Andrea Favilli (born 17 May 1997) is an Italian professional footballer who plays as a striker for  club Ternana, on loan from Genoa.

Club career

Livorno 
Born in Pisa, Italy, Favilli started his career at Livorno's youth academy.

Loan to Juventus 
Favilli was loaned out to Juventus on 2 February 2015. He scored 22 goals with the Primavera (under-19) team. Favilli made his Serie A debut on 7 February 2016, against Frosinone, replacing Álvaro Morata after 93 minutes in a 2–0 away win.

Ascoli 
Favilli was loaned to Ascoli from Livorno for the 2016–17 season, and later sold to Ascoli for a reported €3 million. He scored 13 Serie B goals in his two-season stay.

Juventus 
On 15 June 2018, Favilli was sold to Juventus for €7.5 million, plus bonuses up to a maximum of €1.25 million.

Genoa 
On 10 August 2018, Favilli was signed by Genoa on a season-long loan for a fee of €5 million, with an option to buy for an additional €7 million. They later signed him permanently from the beginning of the next season. Favilli played 29 games in three seasons at Genoa.

Dataset rows —
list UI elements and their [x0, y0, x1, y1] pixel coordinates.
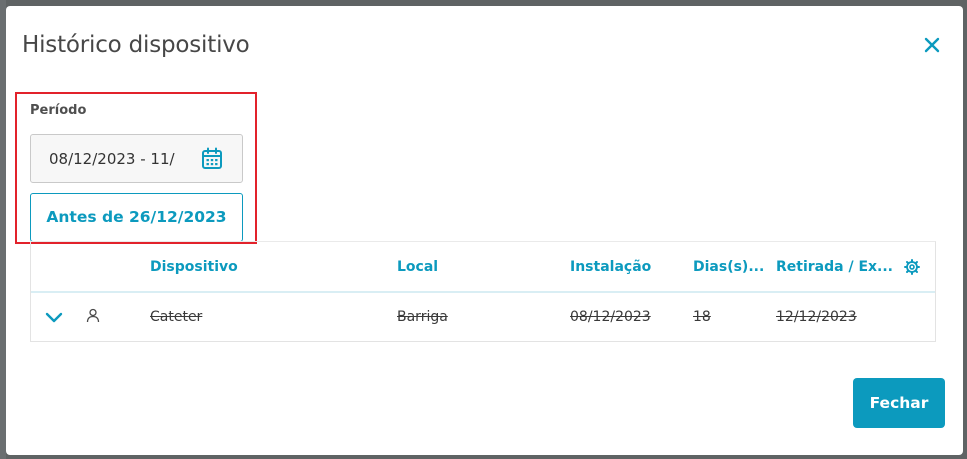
cell-local: Barriga: [397, 309, 448, 325]
periodo-label: Período: [30, 103, 87, 118]
column-header-instalacao[interactable]: Instalação: [570, 259, 651, 275]
fechar-button[interactable]: Fechar: [853, 378, 945, 428]
calendar-icon[interactable]: [201, 147, 223, 171]
column-header-dispositivo[interactable]: Dispositivo: [150, 259, 238, 275]
table-row[interactable]: Cateter Barriga 08/12/2023 18 12/12/2023: [31, 294, 935, 342]
historico-modal: Histórico dispositivo Período Antes de 2: [6, 6, 963, 455]
date-range-field[interactable]: [30, 134, 243, 183]
cell-retirada: 12/12/2023: [776, 309, 857, 325]
date-range-input[interactable]: [49, 147, 189, 171]
gear-icon[interactable]: [904, 259, 920, 275]
device-history-table: Dispositivo Local Instalação Dias(s)... …: [30, 241, 936, 342]
close-icon[interactable]: [921, 34, 943, 56]
cell-dispositivo: Cateter: [150, 309, 203, 325]
antes-de-button[interactable]: Antes de 26/12/2023: [30, 193, 243, 242]
column-header-dias[interactable]: Dias(s)...: [693, 259, 764, 275]
cell-instalacao: 08/12/2023: [570, 309, 651, 325]
column-header-local[interactable]: Local: [397, 259, 438, 275]
modal-title: Histórico dispositivo: [22, 32, 250, 58]
chevron-down-icon[interactable]: [45, 310, 63, 324]
column-header-retirada[interactable]: Retirada / Ex...: [776, 259, 893, 275]
cell-dias: 18: [693, 309, 711, 325]
table-header: Dispositivo Local Instalação Dias(s)... …: [31, 242, 935, 293]
person-icon: [86, 308, 100, 324]
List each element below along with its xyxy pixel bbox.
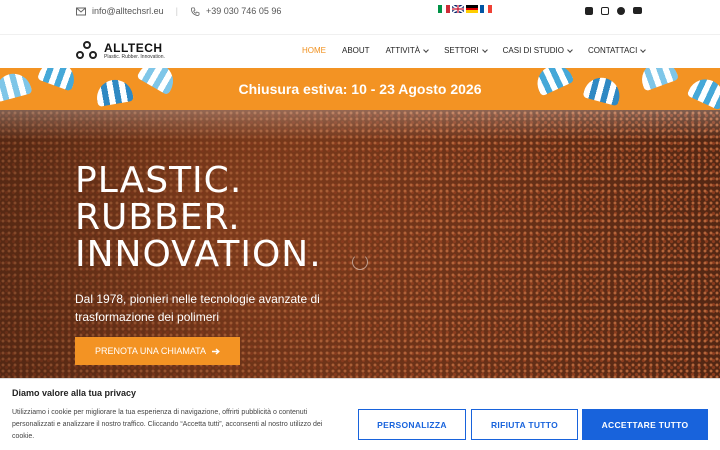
facebook-icon[interactable] [617, 7, 625, 15]
hero-line-3: INNOVATION. [75, 234, 322, 275]
language-switcher [438, 5, 492, 14]
linkedin-icon[interactable] [585, 7, 593, 15]
logo-mark-icon [76, 41, 98, 61]
menu-item-attivita[interactable]: ATTIVITÀ [386, 46, 429, 55]
uk-flag[interactable] [452, 5, 464, 13]
menu-item-contattaci[interactable]: CONTATTACI [587, 46, 647, 55]
banner-text: Chiusura estiva: 10 - 23 Agosto 2026 [238, 81, 482, 97]
hero-headline: PLASTIC. RUBBER. INNOVATION. [75, 162, 322, 273]
customize-button[interactable]: PERSONALIZZA [358, 409, 466, 440]
cookie-consent-banner: Diamo valore alla tua privacy Utilizziam… [0, 378, 720, 450]
main-navbar: ALLTECH Plastic. Rubber. Innovation. HOM… [0, 34, 720, 68]
envelope-icon [76, 7, 86, 15]
hero-section: PLASTIC. RUBBER. INNOVATION. Dal 1978, p… [0, 110, 720, 378]
chevron-down-icon [640, 46, 647, 53]
phone-link[interactable]: +39 030 746 05 96 [206, 6, 281, 16]
menu-item-settori[interactable]: SETTORI [444, 46, 488, 55]
menu-item-home[interactable]: HOME [302, 46, 326, 55]
cookie-description: Utilizziamo i cookie per migliorare la t… [12, 409, 323, 440]
main-menu: HOME ABOUT ATTIVITÀ SETTORI CASI DI STUD… [302, 46, 661, 55]
contact-info: info@alltechsrl.eu | +39 030 746 05 96 [76, 6, 281, 16]
instagram-icon[interactable] [601, 7, 609, 15]
logo-name: ALLTECH [104, 41, 163, 55]
cookie-title: Diamo valore alla tua privacy [12, 388, 137, 398]
german-flag[interactable] [466, 5, 478, 14]
hero-subtitle: Dal 1978, pionieri nelle tecnologie avan… [75, 292, 320, 324]
divider: | [175, 6, 179, 16]
menu-label: ABOUT [342, 46, 370, 55]
french-flag[interactable] [480, 5, 492, 13]
loading-spinner-icon [352, 254, 368, 270]
hero-line-2: RUBBER. [75, 197, 241, 238]
hero-highlight [0, 110, 720, 140]
announcement-banner: Chiusura estiva: 10 - 23 Agosto 2026 [0, 68, 720, 110]
menu-label: CASI DI STUDIO [502, 46, 564, 55]
social-links [585, 7, 642, 15]
italian-flag[interactable] [438, 5, 450, 13]
menu-label: SETTORI [444, 46, 479, 55]
youtube-icon[interactable] [633, 7, 642, 14]
top-bar: info@alltechsrl.eu | +39 030 746 05 96 [0, 0, 720, 24]
phone-icon [191, 6, 200, 16]
chevron-down-icon [481, 46, 488, 53]
book-call-button[interactable]: PRENOTA UNA CHIAMATA [75, 337, 240, 365]
accept-all-button[interactable]: ACCETTARE TUTTO [582, 409, 708, 440]
hero-line-1: PLASTIC. [75, 160, 243, 201]
menu-label: ATTIVITÀ [385, 46, 421, 55]
logo-text: ALLTECH Plastic. Rubber. Innovation. [104, 42, 165, 60]
chevron-down-icon [567, 46, 573, 53]
menu-item-casi-di-studio[interactable]: CASI DI STUDIO [502, 46, 573, 55]
email-link[interactable]: info@alltechsrl.eu [92, 6, 164, 16]
reject-all-button[interactable]: RIFIUTA TUTTO [471, 409, 578, 440]
site-logo[interactable]: ALLTECH Plastic. Rubber. Innovation. [76, 41, 165, 61]
arrow-right-icon [212, 347, 220, 355]
menu-item-about[interactable]: ABOUT [342, 46, 370, 55]
menu-label: CONTATTACI [587, 46, 638, 55]
chevron-down-icon [423, 46, 429, 53]
cta-label: PRENOTA UNA CHIAMATA [94, 346, 206, 356]
menu-label: HOME [302, 46, 326, 55]
logo-tagline: Plastic. Rubber. Innovation. [104, 54, 165, 60]
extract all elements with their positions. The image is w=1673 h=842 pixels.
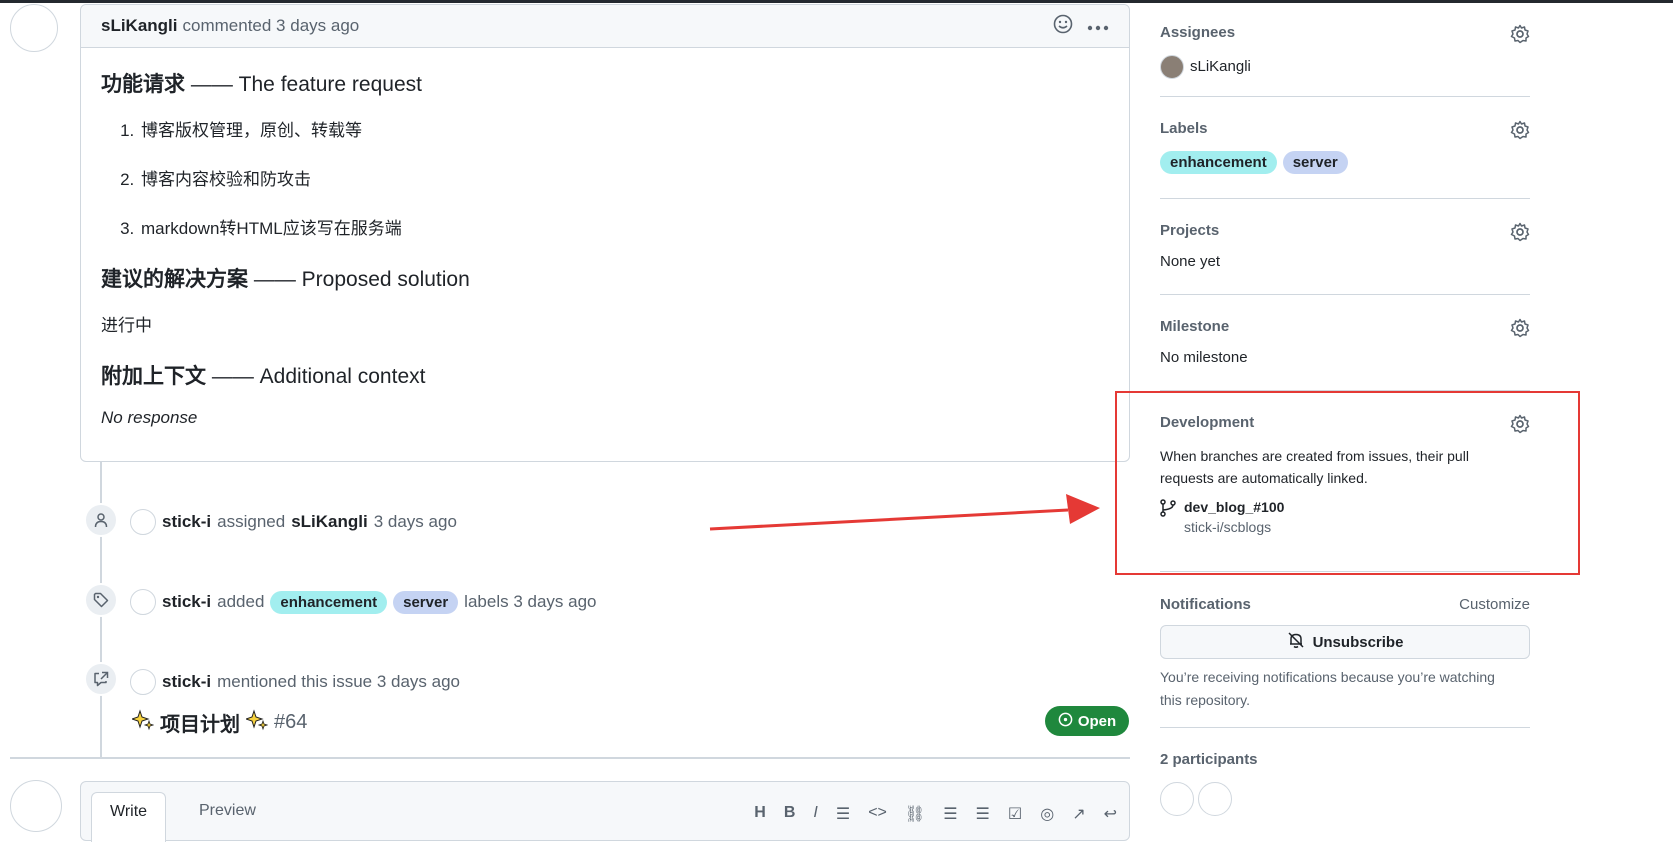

Parts of the exercise —
1. Please list every euro amount that appears in the article on Andrea Favilli.
2. Transcribe the article on Andrea Favilli from "Loan to Juventus" up to and including "seasons at Genoa.".
3. Pick up the article on Andrea Favilli after its final sentence and keep writing.

Results by task —
1. €3 million, €7.5 million, €1.25 million, €5 million, €7 million

2.
Loan to Juventus 
Favilli was loaned out to Juventus on 2 February 2015. He scored 22 goals with the Primavera (under-19) team. Favilli made his Serie A debut on 7 February 2016, against Frosinone, replacing Álvaro Morata after 93 minutes in a 2–0 away win.

Ascoli 
Favilli was loaned to Ascoli from Livorno for the 2016–17 season, and later sold to Ascoli for a reported €3 million. He scored 13 Serie B goals in his two-season stay.

Juventus 
On 15 June 2018, Favilli was sold to Juventus for €7.5 million, plus bonuses up to a maximum of €1.25 million.

Genoa 
On 10 August 2018, Favilli was signed by Genoa on a season-long loan for a fee of €5 million, with an option to buy for an additional €7 million. They later signed him permanently from the beginning of the next season. Favilli played 29 games in three seasons at Genoa.

3.
Loans to Verona, Monza and Ternana 
On 18 September 2020, Favilli signed with Hellas Verona on loan until the end of the season. He made his club debut on 27 September, during which he scored his first Serie A goal in a 1–0 home win over Udinese. Favilli scored two goals in 11 appearances.

On 31 August 2021, Favilli moved to Serie B side Monza on one-year loan with an option for purchase. On 12 August 2022, Favilli was loaned to Ternana, with an option to buy.

International career
With the Italy U19 team he took part at the 2016 UEFA European Under-19 Championship, reaching the final of the tournament. With the Italy U20's, he took part at the 2017 FIFA U-20 World Cup, where Italy finished in third place. He made his debut with the Italy U21 team on 23 March 2017, in a friendly match against Poland.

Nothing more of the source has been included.